:: Entries ::

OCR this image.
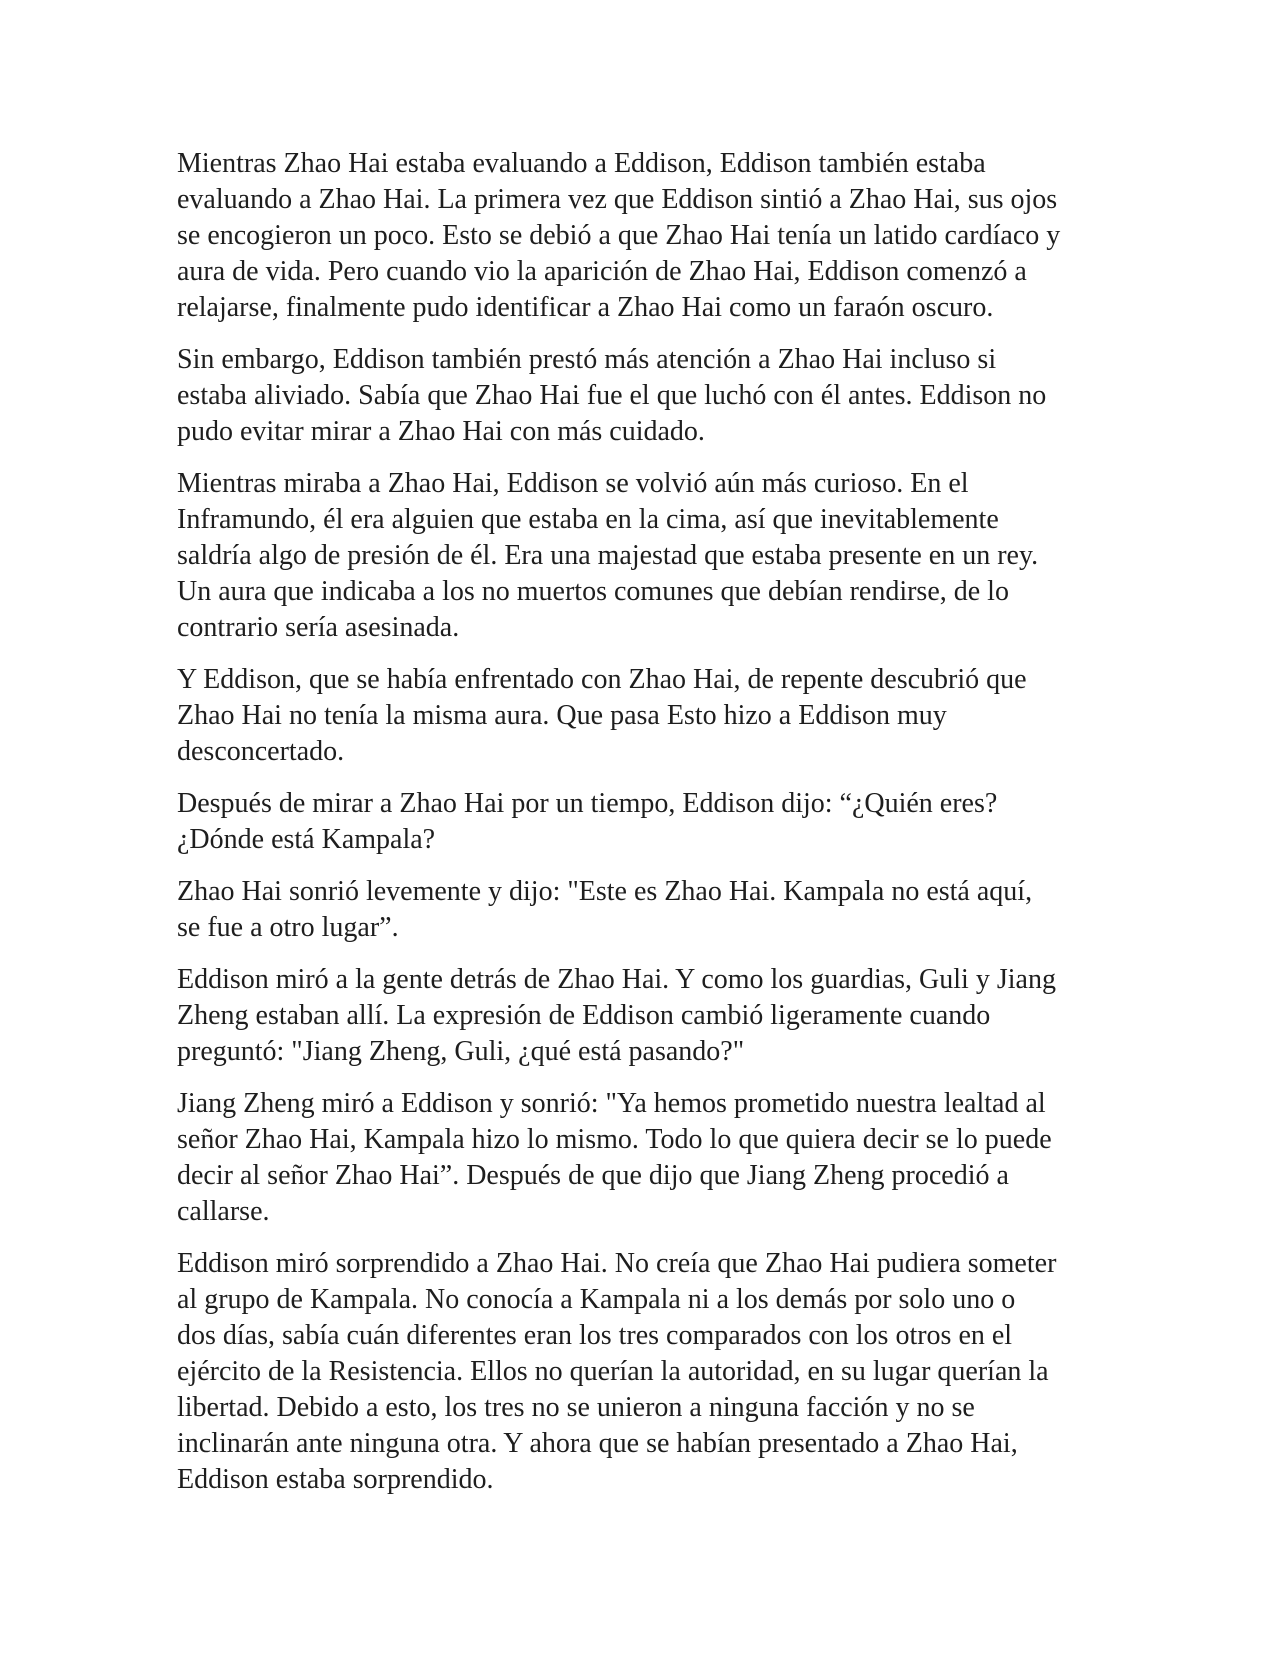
Mientras Zhao Hai estaba evaluando a Eddison, Eddison también estaba
evaluando a Zhao Hai. La primera vez que Eddison sintió a Zhao Hai, sus ojos
se encogieron un poco. Esto se debió a que Zhao Hai tenía un latido cardíaco y
aura de vida. Pero cuando vio la aparición de Zhao Hai, Eddison comenzó a
relajarse, finalmente pudo identificar a Zhao Hai como un faraón oscuro.

Sin embargo, Eddison también prestó más atención a Zhao Hai incluso si
estaba aliviado. Sabía que Zhao Hai fue el que luchó con él antes. Eddison no
pudo evitar mirar a Zhao Hai con más cuidado.

Mientras miraba a Zhao Hai, Eddison se volvió aún más curioso. En el
Inframundo, él era alguien que estaba en la cima, así que inevitablemente
saldría algo de presión de él. Era una majestad que estaba presente en un rey.
Un aura que indicaba a los no muertos comunes que debían rendirse, de lo
contrario sería asesinada.

Y Eddison, que se había enfrentado con Zhao Hai, de repente descubrió que
Zhao Hai no tenía la misma aura. Que pasa Esto hizo a Eddison muy
desconcertado.

Después de mirar a Zhao Hai por un tiempo, Eddison dijo: “¿Quién eres?
¿Dónde está Kampala?

Zhao Hai sonrió levemente y dijo: "Este es Zhao Hai. Kampala no está aquí,
se fue a otro lugar”.

Eddison miró a la gente detrás de Zhao Hai. Y como los guardias, Guli y Jiang
Zheng estaban allí. La expresión de Eddison cambió ligeramente cuando
preguntó: "Jiang Zheng, Guli, ¿qué está pasando?"

Jiang Zheng miró a Eddison y sonrió: "Ya hemos prometido nuestra lealtad al
señor Zhao Hai, Kampala hizo lo mismo. Todo lo que quiera decir se lo puede
decir al señor Zhao Hai”. Después de que dijo que Jiang Zheng procedió a
callarse.

Eddison miró sorprendido a Zhao Hai. No creía que Zhao Hai pudiera someter
al grupo de Kampala. No conocía a Kampala ni a los demás por solo uno o
dos días, sabía cuán diferentes eran los tres comparados con los otros en el
ejército de la Resistencia. Ellos no querían la autoridad, en su lugar querían la
libertad. Debido a esto, los tres no se unieron a ninguna facción y no se
inclinarán ante ninguna otra. Y ahora que se habían presentado a Zhao Hai,
Eddison estaba sorprendido.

:::

* _Work required_
Set down the material exactly, every line of it, except for the pictures.

* _Written response_
OCR this image.
Mientras Zhao Hai estaba evaluando a Eddison, Eddison también estaba
evaluando a Zhao Hai. La primera vez que Eddison sintió a Zhao Hai, sus ojos
se encogieron un poco. Esto se debió a que Zhao Hai tenía un latido cardíaco y
aura de vida. Pero cuando vio la aparición de Zhao Hai, Eddison comenzó a
relajarse, finalmente pudo identificar a Zhao Hai como un faraón oscuro.

Sin embargo, Eddison también prestó más atención a Zhao Hai incluso si
estaba aliviado. Sabía que Zhao Hai fue el que luchó con él antes. Eddison no
pudo evitar mirar a Zhao Hai con más cuidado.

Mientras miraba a Zhao Hai, Eddison se volvió aún más curioso. En el
Inframundo, él era alguien que estaba en la cima, así que inevitablemente
saldría algo de presión de él. Era una majestad que estaba presente en un rey.
Un aura que indicaba a los no muertos comunes que debían rendirse, de lo
contrario sería asesinada.

Y Eddison, que se había enfrentado con Zhao Hai, de repente descubrió que
Zhao Hai no tenía la misma aura. Que pasa Esto hizo a Eddison muy
desconcertado.

Después de mirar a Zhao Hai por un tiempo, Eddison dijo: “¿Quién eres?
¿Dónde está Kampala?

Zhao Hai sonrió levemente y dijo: "Este es Zhao Hai. Kampala no está aquí,
se fue a otro lugar”.

Eddison miró a la gente detrás de Zhao Hai. Y como los guardias, Guli y Jiang
Zheng estaban allí. La expresión de Eddison cambió ligeramente cuando
preguntó: "Jiang Zheng, Guli, ¿qué está pasando?"

Jiang Zheng miró a Eddison y sonrió: "Ya hemos prometido nuestra lealtad al
señor Zhao Hai, Kampala hizo lo mismo. Todo lo que quiera decir se lo puede
decir al señor Zhao Hai”. Después de que dijo que Jiang Zheng procedió a
callarse.

Eddison miró sorprendido a Zhao Hai. No creía que Zhao Hai pudiera someter
al grupo de Kampala. No conocía a Kampala ni a los demás por solo uno o
dos días, sabía cuán diferentes eran los tres comparados con los otros en el
ejército de la Resistencia. Ellos no querían la autoridad, en su lugar querían la
libertad. Debido a esto, los tres no se unieron a ninguna facción y no se
inclinarán ante ninguna otra. Y ahora que se habían presentado a Zhao Hai,
Eddison estaba sorprendido.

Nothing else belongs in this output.